## TASK INSTRUCTIONS
Render every line of the rows below as a JSON list of strings, one string per line, leaving out blank lines and the pictures.

※ ※ ※

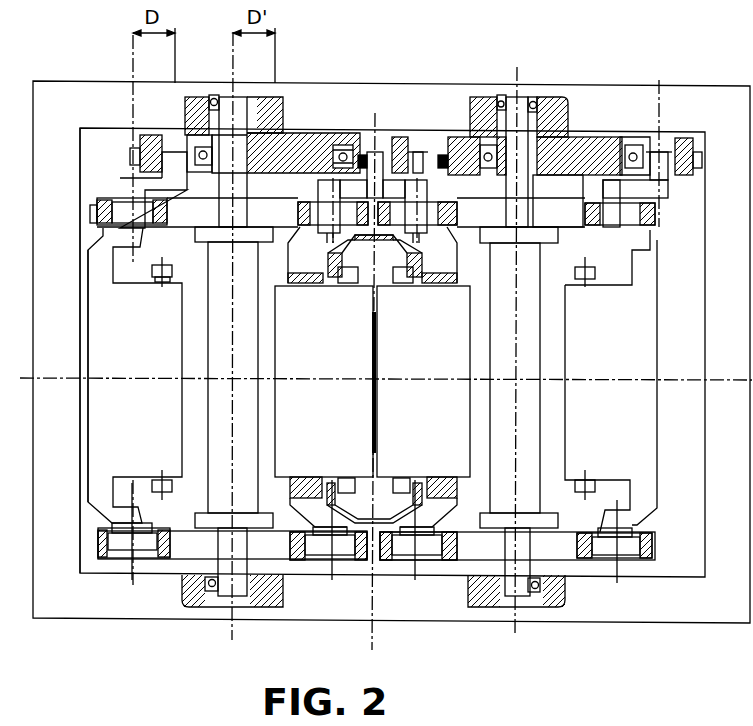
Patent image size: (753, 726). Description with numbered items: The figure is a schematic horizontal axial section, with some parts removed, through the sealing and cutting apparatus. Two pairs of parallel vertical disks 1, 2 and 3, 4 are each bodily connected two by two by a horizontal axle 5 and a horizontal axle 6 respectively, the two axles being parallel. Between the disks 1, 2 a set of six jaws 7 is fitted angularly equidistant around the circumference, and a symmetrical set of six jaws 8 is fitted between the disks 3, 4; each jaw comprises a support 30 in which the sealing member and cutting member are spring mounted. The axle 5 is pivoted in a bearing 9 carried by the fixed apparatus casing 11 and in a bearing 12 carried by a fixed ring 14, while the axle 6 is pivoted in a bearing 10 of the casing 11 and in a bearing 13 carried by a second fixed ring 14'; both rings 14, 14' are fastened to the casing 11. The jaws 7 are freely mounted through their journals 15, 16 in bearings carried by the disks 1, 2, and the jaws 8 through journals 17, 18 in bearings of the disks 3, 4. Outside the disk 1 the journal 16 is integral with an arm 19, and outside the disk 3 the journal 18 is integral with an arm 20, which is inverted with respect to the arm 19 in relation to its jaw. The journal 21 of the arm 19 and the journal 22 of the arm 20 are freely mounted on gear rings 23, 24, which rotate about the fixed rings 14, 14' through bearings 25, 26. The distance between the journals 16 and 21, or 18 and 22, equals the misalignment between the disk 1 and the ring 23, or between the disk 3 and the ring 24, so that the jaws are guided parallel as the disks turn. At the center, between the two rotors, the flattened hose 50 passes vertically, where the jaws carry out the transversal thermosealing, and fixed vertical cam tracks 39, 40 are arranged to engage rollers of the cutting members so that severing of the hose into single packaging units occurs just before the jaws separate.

The disk 1 is at (125, 205).
The disk 2 is at (187, 542).
The disk 3 is at (562, 210).
The disk 4 is at (558, 547).
The axle 5 is at (213, 353).
The axle 6 is at (528, 330).
The jaw 7 is at (88, 300).
The jaw 8 is at (462, 285).
The bearing 9 is at (207, 603).
The bearing 10 is at (533, 603).
The apparatus casing 11 is at (352, 97).
The bearing 12 is at (222, 120).
The bearing 13 is at (533, 107).
The fixed ring 14 is at (286, 89).
The fixed ring 14' is at (517, 90).
The journal 15 is at (128, 547).
The journal 16 is at (118, 198).
The journal 17 is at (415, 550).
The journal 18 is at (435, 135).
The arm 19 is at (160, 192).
The arm 20 is at (650, 188).
The journal 21 is at (170, 160).
The journal 22 is at (657, 143).
The gear ring 23 is at (140, 148).
The gear ring 24 is at (413, 200).
The bearing 25 is at (273, 187).
The bearing 26 is at (477, 133).
The support 30 is at (105, 402).
The cam track 39 is at (363, 250).
The cam track 40 is at (375, 500).
The flattened hose 50 is at (372, 358).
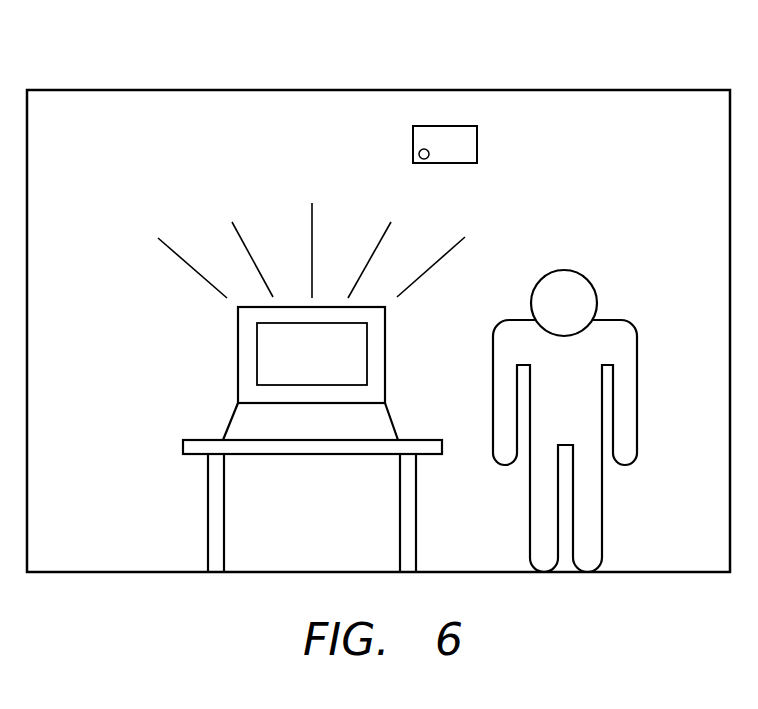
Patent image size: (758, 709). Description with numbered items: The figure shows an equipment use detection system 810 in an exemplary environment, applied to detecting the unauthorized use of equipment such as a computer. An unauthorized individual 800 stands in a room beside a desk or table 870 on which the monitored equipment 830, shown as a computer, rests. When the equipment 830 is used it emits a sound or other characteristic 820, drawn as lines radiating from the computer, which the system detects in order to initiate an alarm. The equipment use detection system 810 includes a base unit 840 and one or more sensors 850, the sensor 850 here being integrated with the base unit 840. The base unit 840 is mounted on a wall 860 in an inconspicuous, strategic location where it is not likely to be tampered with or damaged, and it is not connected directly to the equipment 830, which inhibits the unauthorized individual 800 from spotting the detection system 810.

The unauthorized individual 800 is at (609, 238).
The equipment use detection system 810 is at (456, 107).
The sound or other characteristic 820 is at (171, 213).
The equipment 830 is at (224, 386).
The base unit 840 is at (465, 177).
The sensor 850 is at (419, 154).
The wall 860 is at (634, 105).
The desk or table 870 is at (182, 448).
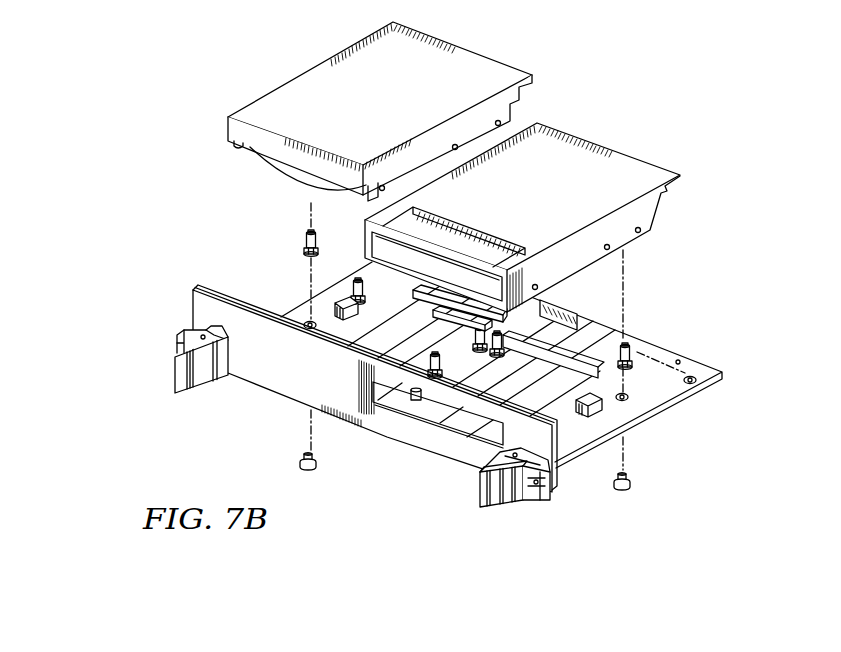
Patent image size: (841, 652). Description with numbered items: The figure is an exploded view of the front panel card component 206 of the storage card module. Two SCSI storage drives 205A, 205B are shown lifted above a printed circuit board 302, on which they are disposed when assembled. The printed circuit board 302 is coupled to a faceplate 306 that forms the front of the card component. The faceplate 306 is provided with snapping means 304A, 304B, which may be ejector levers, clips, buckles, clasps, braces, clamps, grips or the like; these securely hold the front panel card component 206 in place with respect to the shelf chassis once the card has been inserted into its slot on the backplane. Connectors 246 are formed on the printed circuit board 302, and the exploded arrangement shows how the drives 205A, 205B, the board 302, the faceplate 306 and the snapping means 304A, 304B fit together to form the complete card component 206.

The front panel card component 206 is at (122, 160).
The SCSI storage drive 205A is at (278, 93).
The SCSI storage drive 205B is at (635, 162).
The connectors 246 is at (563, 313).
The printed circuit board 302 is at (658, 413).
The snapping means 304A is at (190, 387).
The snapping means 304B is at (493, 505).
The faceplate 306 is at (388, 435).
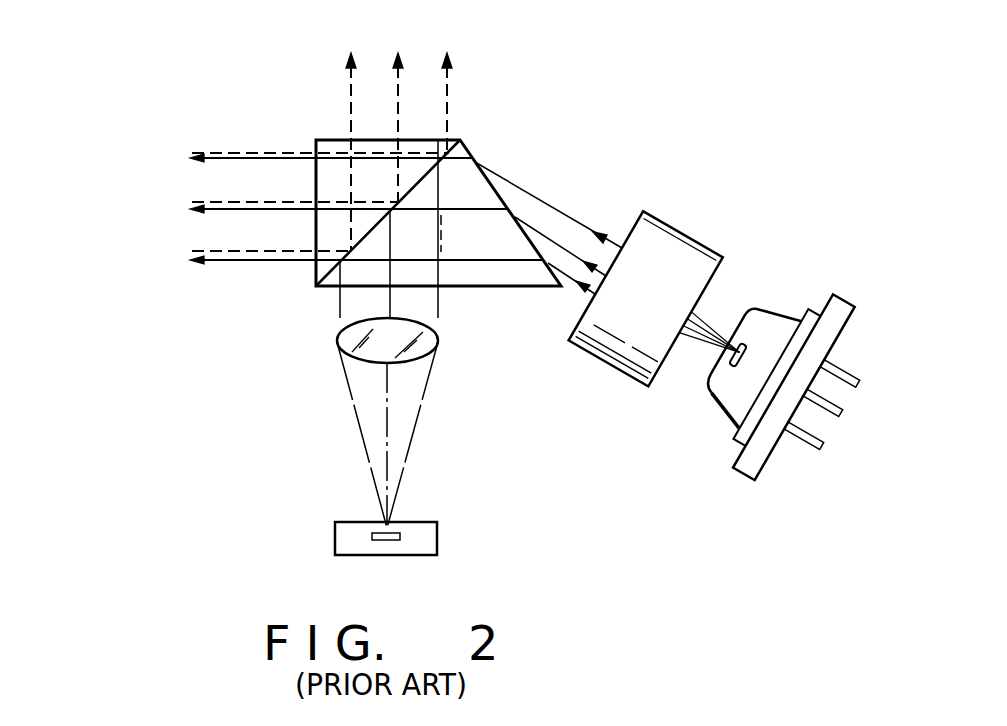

※ ※ ※

## TASK SOLUTION
[
  "Patent image size: (753, 726). Description with numbered items: The figure is a schematic horizontal axial section, with some parts removed, through the sealing and cutting apparatus. Two pairs of parallel vertical disks 1, 2 and 3, 4 are each bodily connected two by two by a horizontal axle 5 and a horizontal axle 6 respectively, the two axles being parallel. Between the disks 1, 2 a set of six jaws 7 is fitted angularly equidistant around the circumference, and a symmetrical set of six jaws 8 is fitted between the disks 3, 4; each jaw comprises a support 30 in which the sealing member and cutting member are spring mounted. The axle 5 is pivoted in a bearing 9 carried by the fixed apparatus casing 11 and in a bearing 12 carried by a fixed ring 14, while the axle 6 is pivoted in a bearing 10 of the casing 11 and in a bearing 13 carried by a second fixed ring 14'; both rings 14, 14' are fastened to the casing 11. The jaws 7 are freely mounted through their journals 15, 16 in bearings carried by the disks 1, 2, and the jaws 8 through journals 17, 18 in bearings of the disks 3, 4. Outside the disk 1 the journal 16 is integral with an arm 19, and outside the disk 3 the journal 18 is integral with an arm 20, which is inverted with respect to the arm 19 in relation to its jaw. The journal 21 of the arm 19 and the journal 22 of the arm 20 are freely mounted on gear rings 23, 24, which rotate about the fixed rings 14, 14' through bearings 25, 26. The distance between the journals 16 and 21, or 18 and 22, equals the misalignment between the disk 1 and the ring 23, or between the disk 3 and the ring 24, so that the jaws are guided parallel as the disks turn. At the center, between the two rotors, the flattened hose 50 passes vertically, where the jaws carry out the transversal thermosealing, and fixed vertical cam tracks 39, 40 are arranged to engage rollers of the cutting members so that severing of the hose into single packaging units occurs just before the jaws separate.",
  "The disk 1 is at (125, 205).",
  "The disk 2 is at (187, 542).",
  "The disk 3 is at (562, 210).",
  "The disk 4 is at (558, 547).",
  "The axle 5 is at (213, 353).",
  "The axle 6 is at (528, 330).",
  "The jaw 7 is at (88, 300).",
  "The jaw 8 is at (462, 285).",
  "The bearing 9 is at (207, 603).",
  "The bearing 10 is at (533, 603).",
  "The apparatus casing 11 is at (352, 97).",
  "The bearing 12 is at (222, 120).",
  "The bearing 13 is at (533, 107).",
  "The fixed ring 14 is at (286, 89).",
  "The fixed ring 14' is at (517, 90).",
  "The journal 15 is at (128, 547).",
  "The journal 16 is at (118, 198).",
  "The journal 17 is at (415, 550).",
  "The journal 18 is at (435, 135).",
  "The arm 19 is at (160, 192).",
  "The arm 20 is at (650, 188).",
  "The journal 21 is at (170, 160).",
  "The journal 22 is at (657, 143).",
  "The gear ring 23 is at (140, 148).",
  "The gear ring 24 is at (413, 200).",
  "The bearing 25 is at (273, 187).",
  "The bearing 26 is at (477, 133).",
  "The support 30 is at (105, 402).",
  "The cam track 39 is at (363, 250).",
  "The cam track 40 is at (375, 500).",
  "The flattened hose 50 is at (372, 358).",
  "Patent image size: (758, 709). Description with numbered items: The figure shows an equipment use detection system 810 in an exemplary environment, applied to detecting the unauthorized use of equipment such as a computer. An unauthorized individual 800 stands in a room beside a desk or table 870 on which the monitored equipment 830, shown as a computer, rests. When the equipment 830 is used it emits a sound or other characteristic 820, drawn as lines radiating from the computer, which the system detects in order to initiate an alarm. The equipment use detection system 810 includes a base unit 840 and one or more sensors 850, the sensor 850 here being integrated with the base unit 840. The base unit 840 is mounted on a wall 860 in an inconspicuous, strategic location where it is not likely to be tampered with or damaged, and it is not connected directly to the equipment 830, which inhibits the unauthorized individual 800 from spotting the detection system 810.",
  "The unauthorized individual 800 is at (609, 238).",
  "The equipment use detection system 810 is at (456, 107).",
  "The sound or other characteristic 820 is at (171, 213).",
  "The equipment 830 is at (224, 386).",
  "The base unit 840 is at (465, 177).",
  "The sensor 850 is at (419, 154).",
  "The wall 860 is at (634, 105).",
  "The desk or table 870 is at (182, 448).",
  "Patent image size: (841, 652). Description with numbered items: The figure is an exploded view of the front panel card component 206 of the storage card module. Two SCSI storage drives 205A, 205B are shown lifted above a printed circuit board 302, on which they are disposed when assembled. The printed circuit board 302 is coupled to a faceplate 306 that forms the front of the card component. The faceplate 306 is provided with snapping means 304A, 304B, which may be ejector levers, clips, buckles, clasps, braces, clamps, grips or the like; these securely hold the front panel card component 206 in place with respect to the shelf chassis once the card has been inserted into its slot on the backplane. Connectors 246 are formed on the printed circuit board 302, and the exploded arrangement shows how the drives 205A, 205B, the board 302, the faceplate 306 and the snapping means 304A, 304B fit together to form the complete card component 206.",
  "The front panel card component 206 is at (122, 160).",
  "The SCSI storage drive 205A is at (278, 93).",
  "The SCSI storage drive 205B is at (635, 162).",
  "The connectors 246 is at (563, 313).",
  "The printed circuit board 302 is at (658, 413).",
  "The snapping means 304A is at (190, 387).",
  "The snapping means 304B is at (493, 505).",
  "The faceplate 306 is at (388, 435)."
]